## REQUIRED TASK
Convert every line of the listing below into a numbered list, skipping blank lines. Leave the picture placeholders out of your output.

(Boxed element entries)
----
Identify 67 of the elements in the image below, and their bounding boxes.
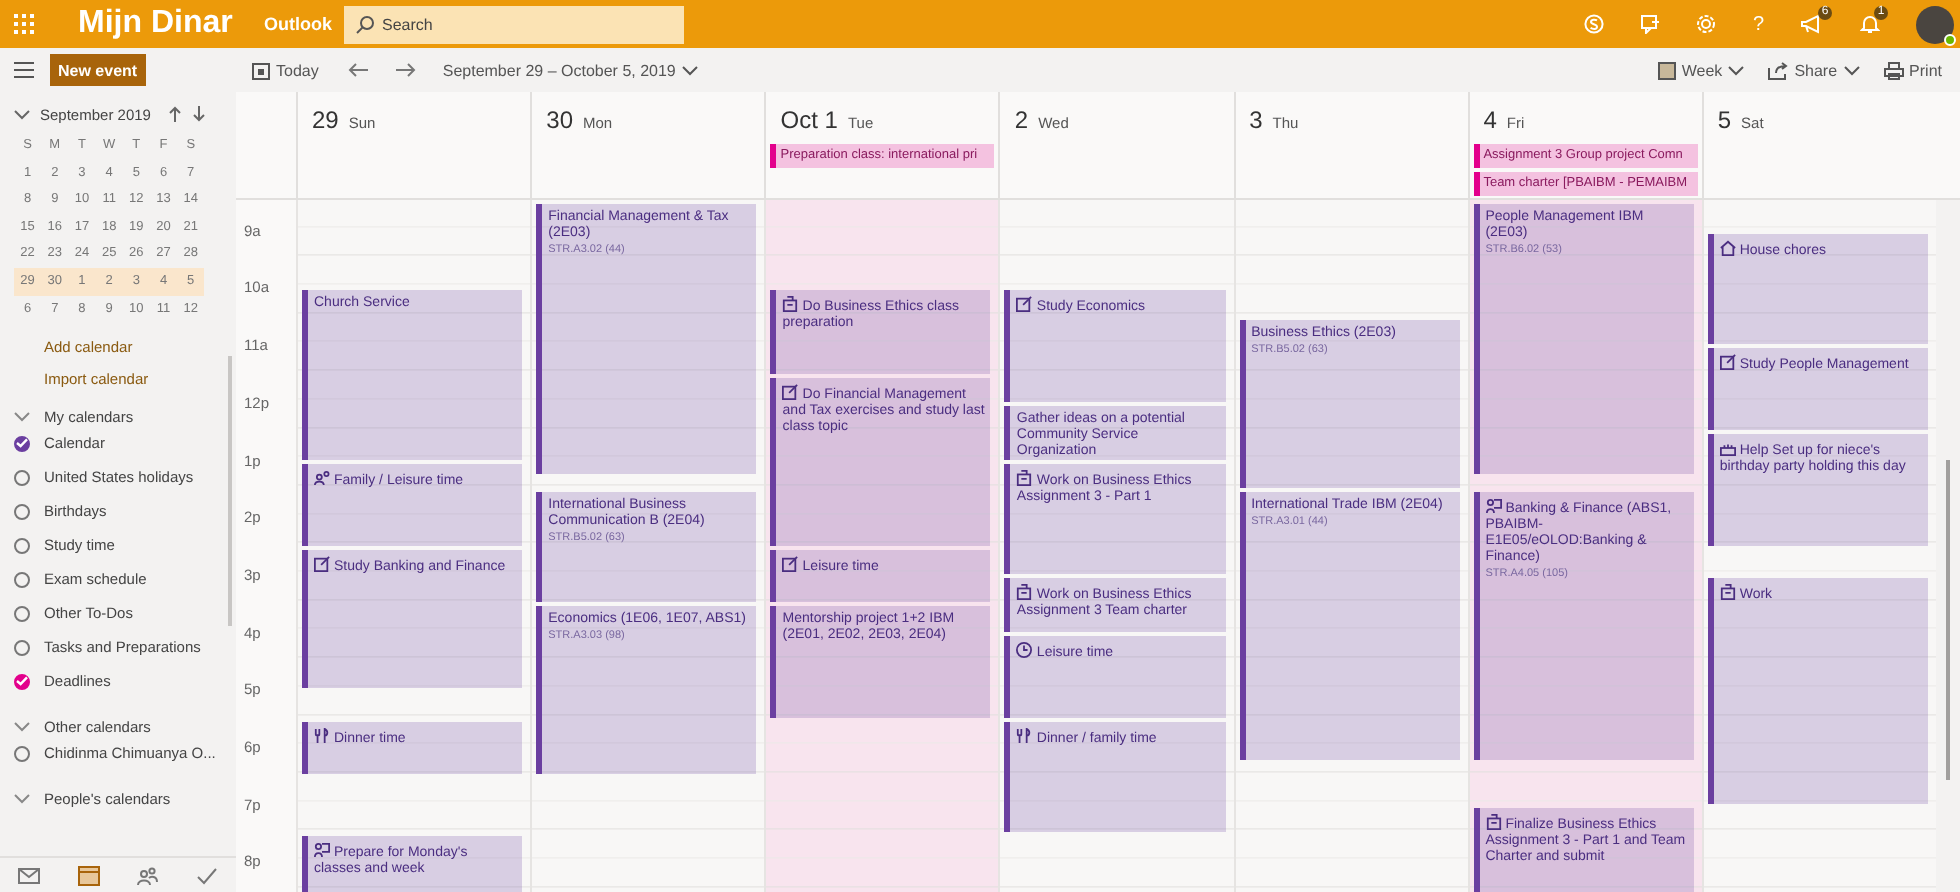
- chat-icon[interactable]: [1640, 14, 1661, 34]
- people-icon: [314, 469, 330, 486]
- day-number[interactable]: 30: [546, 106, 573, 134]
- chevron-down-icon: [1843, 65, 1860, 75]
- checked-checkbox[interactable]: [14, 435, 30, 452]
- note-icon: [314, 555, 330, 572]
- presenter-icon: [314, 842, 330, 859]
- chevron-down-icon: [1728, 65, 1745, 75]
- check-icon[interactable]: [195, 865, 218, 885]
- skype-icon[interactable]: [1584, 14, 1605, 34]
- chevron-down-icon[interactable]: [14, 109, 30, 119]
- search-field[interactable]: Search: [344, 5, 684, 43]
- day-number[interactable]: Oct 1: [780, 106, 838, 134]
- day-number[interactable]: 5: [1717, 106, 1732, 134]
- note-icon: [1719, 354, 1736, 371]
- scrollbar-thumb[interactable]: [228, 356, 232, 626]
- checkbox[interactable]: [14, 605, 30, 622]
- down-arrow-icon[interactable]: [192, 106, 207, 122]
- search-icon: [356, 15, 374, 33]
- clock-icon: [1016, 641, 1033, 658]
- day-number[interactable]: 2: [1014, 106, 1029, 134]
- calendar-icon[interactable]: [77, 865, 100, 885]
- share-button[interactable]: Share: [1762, 61, 1866, 79]
- megaphone-icon[interactable]: [1800, 14, 1824, 34]
- menu-icon[interactable]: [14, 62, 34, 78]
- calendar-grid-icon: [1657, 61, 1676, 79]
- checkbox[interactable]: [14, 469, 30, 486]
- next-arrow-icon[interactable]: [394, 62, 417, 78]
- checkbox[interactable]: [14, 571, 30, 588]
- chevron-down-icon[interactable]: [14, 411, 30, 422]
- house-icon: [1719, 239, 1736, 256]
- bell-icon[interactable]: [1860, 14, 1880, 34]
- chevron-down-icon[interactable]: [14, 721, 30, 732]
- scrollbar-thumb[interactable]: [1946, 460, 1950, 780]
- today-button[interactable]: Today: [246, 61, 325, 79]
- day-number[interactable]: 29: [312, 106, 339, 134]
- app-name: Mijn Dinar: [78, 6, 235, 42]
- print-button[interactable]: Print: [1877, 61, 1948, 79]
- checked-checkbox[interactable]: [14, 673, 30, 690]
- share-icon: [1768, 61, 1789, 79]
- mail-icon[interactable]: [18, 865, 41, 885]
- fork-knife-icon: [1016, 727, 1033, 744]
- settings-icon[interactable]: [1696, 14, 1717, 34]
- previous-arrow-icon[interactable]: [348, 62, 371, 78]
- avatar[interactable]: [1916, 5, 1954, 43]
- cake-icon: [1719, 440, 1736, 457]
- note-icon: [782, 555, 799, 572]
- people-icon[interactable]: [136, 865, 159, 885]
- day-number[interactable]: 3: [1249, 106, 1263, 134]
- date-range-picker[interactable]: September 29 – October 5, 2019: [436, 61, 704, 79]
- checkbox[interactable]: [14, 639, 30, 656]
- checkbox[interactable]: [14, 745, 30, 762]
- new-event-button[interactable]: New event: [50, 54, 146, 86]
- checkbox[interactable]: [14, 537, 30, 554]
- day-number[interactable]: 4: [1483, 106, 1497, 134]
- up-arrow-icon[interactable]: [168, 106, 183, 122]
- printer-icon: [1883, 61, 1904, 79]
- note-icon: [782, 383, 799, 400]
- presenter-icon: [1485, 497, 1502, 514]
- checkbox[interactable]: [14, 503, 30, 520]
- chevron-down-icon: [681, 65, 698, 75]
- chevron-down-icon[interactable]: [14, 793, 30, 804]
- note-icon: [1016, 296, 1033, 313]
- view-switcher[interactable]: Week: [1651, 61, 1751, 79]
- app-launcher-icon[interactable]: [14, 14, 34, 34]
- fork-knife-icon: [314, 727, 330, 744]
- calendar-icon: [252, 61, 270, 79]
----
## FINISHED EXERCISE
1. Identify 67 of the elements in the image below, and their bounding boxes.
2. - chat-icon[interactable]: [1640, 14, 1661, 34]
3. - people-icon: [314, 469, 330, 486]
4. - day-number[interactable]: 30: [546, 106, 573, 134]
5. - chevron-down-icon: [1843, 65, 1860, 75]
6. - checked-checkbox[interactable]: [14, 435, 30, 452]
7. - note-icon: [314, 555, 330, 572]
8. - presenter-icon: [314, 842, 330, 859]
9. - chevron-down-icon: [1728, 65, 1745, 75]
10. - check-icon[interactable]: [195, 865, 218, 885]
11. - skype-icon[interactable]: [1584, 14, 1605, 34]
12. - chevron-down-icon[interactable]: [14, 109, 30, 119]
13. - search-field[interactable]: Search: [344, 5, 684, 43]
14. - day-number[interactable]: Oct 1: [780, 106, 838, 134]
15. - day-number[interactable]: 5: [1717, 106, 1732, 134]
16. - note-icon: [1719, 354, 1736, 371]
17. - scrollbar-thumb[interactable]: [228, 356, 232, 626]
18. - checkbox[interactable]: [14, 605, 30, 622]
19. - down-arrow-icon[interactable]: [192, 106, 207, 122]
20. - search-icon: [356, 15, 374, 33]
21. - clock-icon: [1016, 641, 1033, 658]
22. - day-number[interactable]: 2: [1014, 106, 1029, 134]
23. - calendar-icon[interactable]: [77, 865, 100, 885]
24. - share-button[interactable]: Share: [1762, 61, 1866, 79]
25. - megaphone-icon[interactable]: [1800, 14, 1824, 34]
26. - menu-icon[interactable]: [14, 62, 34, 78]
27. - calendar-grid-icon: [1657, 61, 1676, 79]
28. - checkbox[interactable]: [14, 469, 30, 486]
29. - next-arrow-icon[interactable]: [394, 62, 417, 78]
30. - checkbox[interactable]: [14, 571, 30, 588]
31. - chevron-down-icon[interactable]: [14, 411, 30, 422]
32. - house-icon: [1719, 239, 1736, 256]
33. - bell-icon[interactable]: [1860, 14, 1880, 34]
34. - chevron-down-icon[interactable]: [14, 721, 30, 732]
35. - scrollbar-thumb[interactable]: [1946, 460, 1950, 780]
36. - today-button[interactable]: Today: [246, 61, 325, 79]
37. - day-number[interactable]: 29: [312, 106, 339, 134]
38. - app-name: Mijn Dinar: [78, 6, 235, 42]
39. - print-button[interactable]: Print: [1877, 61, 1948, 79]
40. - checked-checkbox[interactable]: [14, 673, 30, 690]
41. - share-icon: [1768, 61, 1789, 79]
42. - mail-icon[interactable]: [18, 865, 41, 885]
43. - fork-knife-icon: [1016, 727, 1033, 744]
44. - settings-icon[interactable]: [1696, 14, 1717, 34]
45. - previous-arrow-icon[interactable]: [348, 62, 371, 78]
46. - avatar[interactable]: [1916, 5, 1954, 43]
47. - cake-icon: [1719, 440, 1736, 457]
48. - note-icon: [782, 555, 799, 572]
49. - people-icon[interactable]: [136, 865, 159, 885]
50. - day-number[interactable]: 3: [1249, 106, 1263, 134]
51. - date-range-picker[interactable]: September 29 – October 5, 2019: [436, 61, 704, 79]
52. - checkbox[interactable]: [14, 639, 30, 656]
53. - checkbox[interactable]: [14, 745, 30, 762]
54. - new-event-button[interactable]: New event: [50, 54, 146, 86]
55. - checkbox[interactable]: [14, 537, 30, 554]
56. - day-number[interactable]: 4: [1483, 106, 1497, 134]
57. - up-arrow-icon[interactable]: [168, 106, 183, 122]
58. - printer-icon: [1883, 61, 1904, 79]
59. - note-icon: [782, 383, 799, 400]
60. - presenter-icon: [1485, 497, 1502, 514]
61. - checkbox[interactable]: [14, 503, 30, 520]
62. - chevron-down-icon: [681, 65, 698, 75]
63. - chevron-down-icon[interactable]: [14, 793, 30, 804]
64. - note-icon: [1016, 296, 1033, 313]
65. - view-switcher[interactable]: Week: [1651, 61, 1751, 79]
66. - app-launcher-icon[interactable]: [14, 14, 34, 34]
67. - fork-knife-icon: [314, 727, 330, 744]
68. - calendar-icon: [252, 61, 270, 79]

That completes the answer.